Quote the entries in full, character for character, without their images.

Record excerpts

◆ ◆ ◆ ◆ ◆ ◆ ◆

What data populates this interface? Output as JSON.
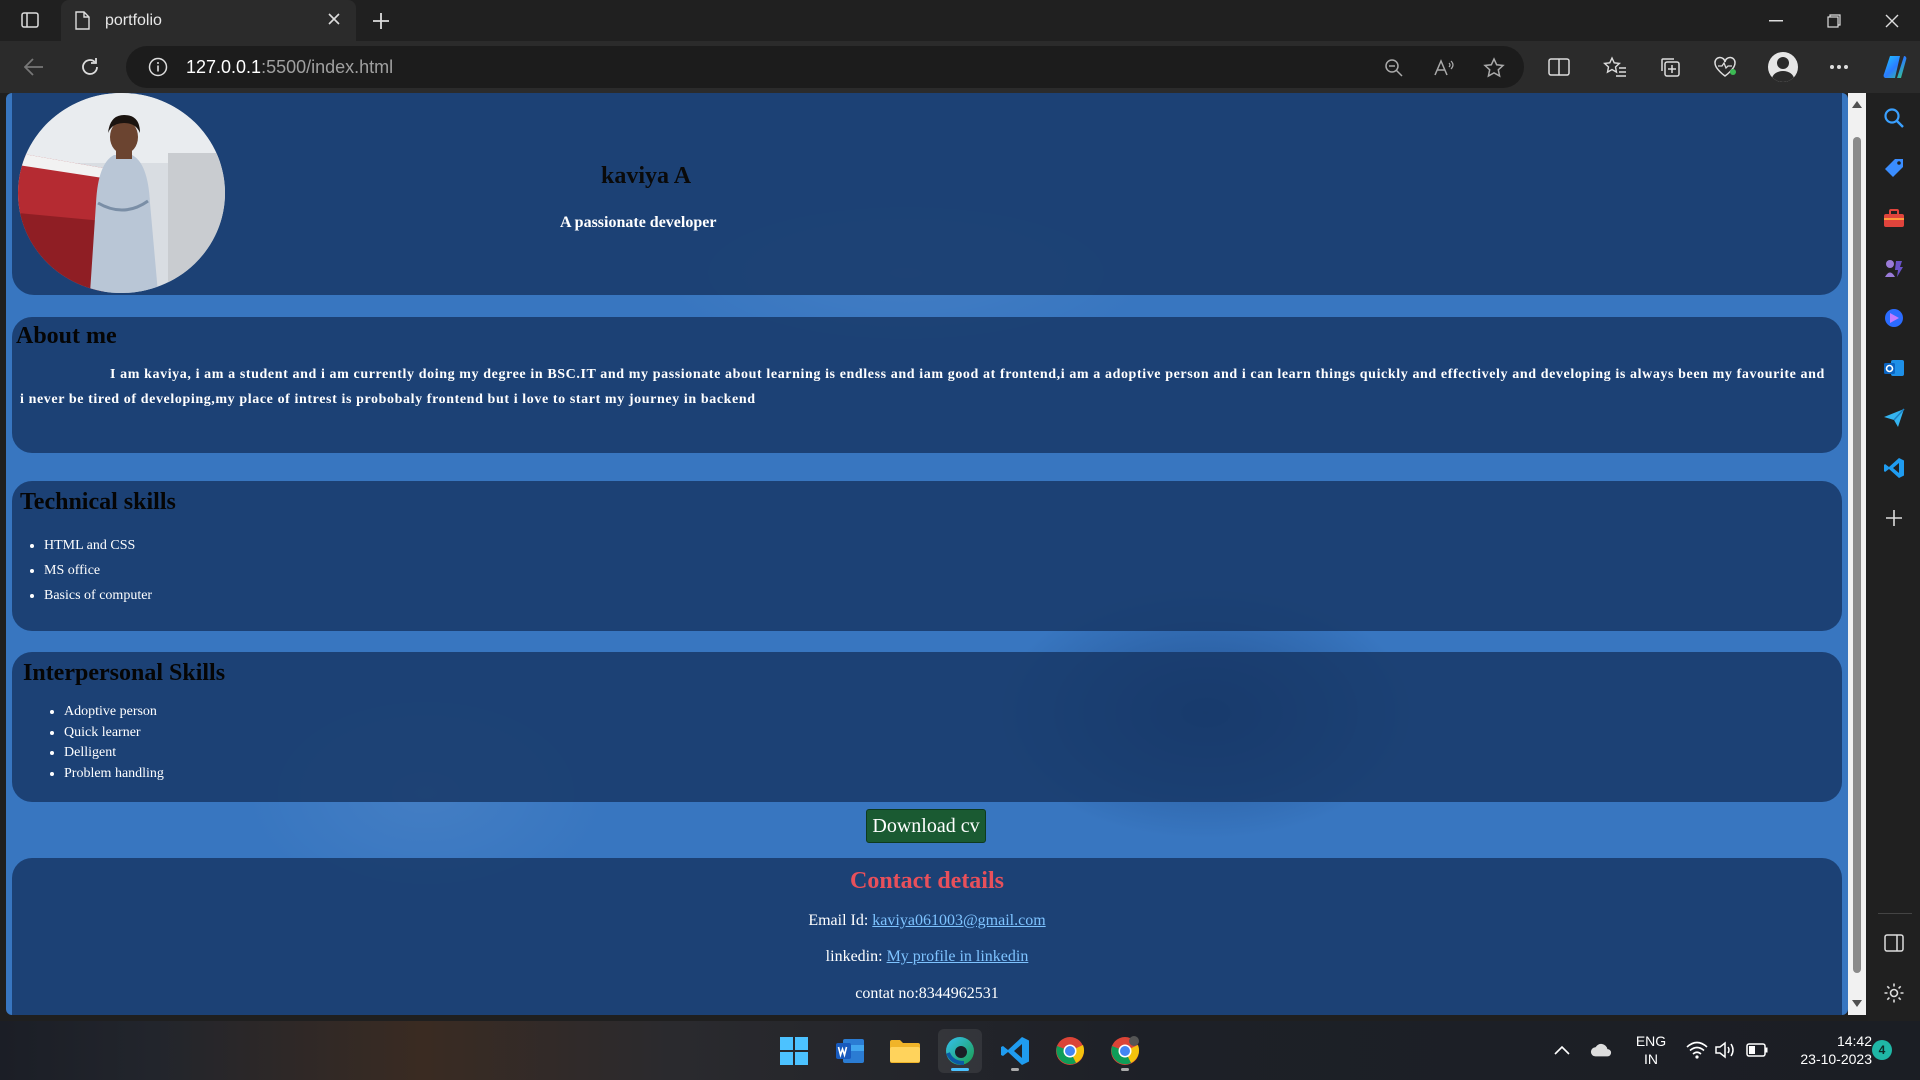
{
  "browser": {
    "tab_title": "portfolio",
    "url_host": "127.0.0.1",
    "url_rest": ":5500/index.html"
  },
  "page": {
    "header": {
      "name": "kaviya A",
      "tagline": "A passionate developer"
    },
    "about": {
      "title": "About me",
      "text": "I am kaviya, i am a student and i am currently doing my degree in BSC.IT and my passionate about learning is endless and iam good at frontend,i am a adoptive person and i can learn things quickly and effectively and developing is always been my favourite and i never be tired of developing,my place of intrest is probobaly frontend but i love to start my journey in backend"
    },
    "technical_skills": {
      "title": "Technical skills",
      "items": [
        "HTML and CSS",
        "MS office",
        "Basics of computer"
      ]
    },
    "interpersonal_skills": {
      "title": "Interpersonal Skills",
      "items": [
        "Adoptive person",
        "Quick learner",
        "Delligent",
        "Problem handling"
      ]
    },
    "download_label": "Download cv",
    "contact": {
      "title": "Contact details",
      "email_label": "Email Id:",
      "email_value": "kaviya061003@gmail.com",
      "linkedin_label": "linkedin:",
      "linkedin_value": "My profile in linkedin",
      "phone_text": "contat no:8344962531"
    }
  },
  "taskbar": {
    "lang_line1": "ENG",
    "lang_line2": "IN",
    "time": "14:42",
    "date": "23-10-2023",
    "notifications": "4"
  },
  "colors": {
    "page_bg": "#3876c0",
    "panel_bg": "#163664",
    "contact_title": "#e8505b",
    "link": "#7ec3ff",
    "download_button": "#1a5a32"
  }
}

◆ ◆ ◆ ◆ ◆ ◆ ◆

Exercise result
What data populates this interface? Output as JSON.
{
  "browser": {
    "tab_title": "portfolio",
    "url_host": "127.0.0.1",
    "url_rest": ":5500/index.html"
  },
  "page": {
    "header": {
      "name": "kaviya A",
      "tagline": "A passionate developer"
    },
    "about": {
      "title": "About me",
      "text": "I am kaviya, i am a student and i am currently doing my degree in BSC.IT and my passionate about learning is endless and iam good at frontend,i am a adoptive person and i can learn things quickly and effectively and developing is always been my favourite and i never be tired of developing,my place of intrest is probobaly frontend but i love to start my journey in backend"
    },
    "technical_skills": {
      "title": "Technical skills",
      "items": [
        "HTML and CSS",
        "MS office",
        "Basics of computer"
      ]
    },
    "interpersonal_skills": {
      "title": "Interpersonal Skills",
      "items": [
        "Adoptive person",
        "Quick learner",
        "Delligent",
        "Problem handling"
      ]
    },
    "download_label": "Download cv",
    "contact": {
      "title": "Contact details",
      "email_label": "Email Id:",
      "email_value": "kaviya061003@gmail.com",
      "linkedin_label": "linkedin:",
      "linkedin_value": "My profile in linkedin",
      "phone_text": "contat no:8344962531"
    }
  },
  "taskbar": {
    "lang_line1": "ENG",
    "lang_line2": "IN",
    "time": "14:42",
    "date": "23-10-2023",
    "notifications": "4"
  },
  "colors": {
    "page_bg": "#3876c0",
    "panel_bg": "#163664",
    "contact_title": "#e8505b",
    "link": "#7ec3ff",
    "download_button": "#1a5a32"
  }
}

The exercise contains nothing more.